__Source excerpt__
────────────────────
Diarmuid O'Keeffe doesn't pull any punches.

Wexford's defence of their provincial hurling crown last year was, he says, "as tame an effort to retain a Leinster title as probably anyone has come out with".

In 2019, the St Anne's midfielder and Lee Chin both won All-Stars as the Model men ended a 15-year-wait and narrowly missed out on the All-Ireland final.

In 2020, their championship was over before it started after comprehensive defeats to Galway and Clare.

"We just didn't perform at all," O'Keeffe told RTÉ Sport. "It was flat, they were stale performances.

"You were really trying to get back into the mindset of challenging yourself of 2019 again, and trying to lift yourself a little bit more, and trying to dig in that way.

"On a personal level, you just want to forget your performances, they were so below par. I expect so much more from myself and I know the lads do as well as a team to try and rise above that, and come good again this year."

Asked to identify what went wrong, he suggests that Davy Fitzgerald's squad may have overtrained during lockdown and then peaked early, during the club campaigns that preceded inter-county last year.
────────────────────
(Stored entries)
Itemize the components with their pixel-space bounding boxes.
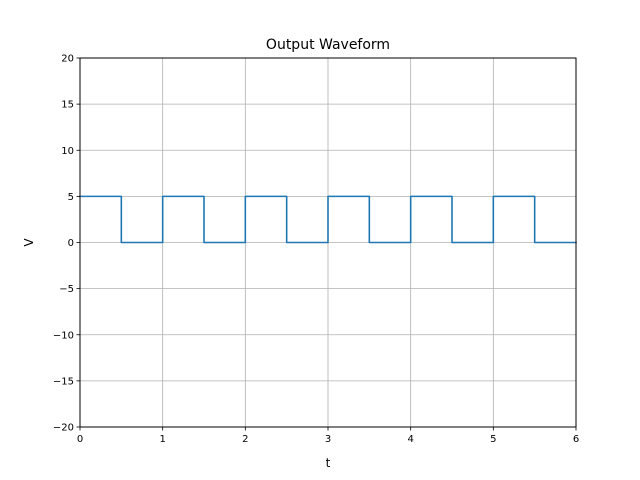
y-tick-label: 15 — [61, 100, 74, 111]
chart-title: Output Waveform — [266, 37, 390, 53]
x-tick-label: 1 — [159, 434, 165, 445]
y-tick-label: −15 — [53, 376, 74, 387]
y-tick-label: −5 — [59, 284, 74, 295]
series-line-0 — [79, 195, 577, 244]
y-tick-label: −20 — [53, 423, 74, 434]
y-tick-label: −10 — [53, 330, 74, 341]
x-tick-label: 4 — [407, 434, 413, 445]
x-axis-label: t — [326, 456, 331, 470]
y-tick-label: 5 — [68, 192, 74, 203]
x-tick-label: 0 — [77, 434, 83, 445]
x-axis: 0 1 2 3 4 5 6 — [77, 427, 579, 445]
x-tick-label: 5 — [490, 434, 496, 445]
y-tick-label: 0 — [68, 238, 74, 249]
x-tick-label: 6 — [573, 434, 579, 445]
y-tick-label: 10 — [61, 146, 74, 157]
y-axis: −20 −15 −10 −5 0 5 10 15 20 — [53, 54, 80, 434]
x-tick-label: 2 — [242, 434, 248, 445]
y-axis-label: V — [22, 238, 36, 247]
x-tick-label: 3 — [325, 434, 331, 445]
series-layer — [79, 195, 577, 244]
y-tick-label: 20 — [61, 54, 74, 65]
────────────────────
__Given instruction__
Do these statements agree with the article on Wexford hurling: (a) O'Keeffe and Lee Chin both won All-Stars in 2019, (b) Wexford played in the 2019 All-Ireland final, (c) Wexford's 2020 championship defeats came against Galway and Clare? Answer yes or no for each, quoting the deciding words.

__Task output__
(a) Yes: "In 2019, the St Anne's midfielder and Lee Chin both won All-Stars"
(b) No: "narrowly missed out on the All-Ireland final"
(c) Yes: "comprehensive defeats to Galway and Clare"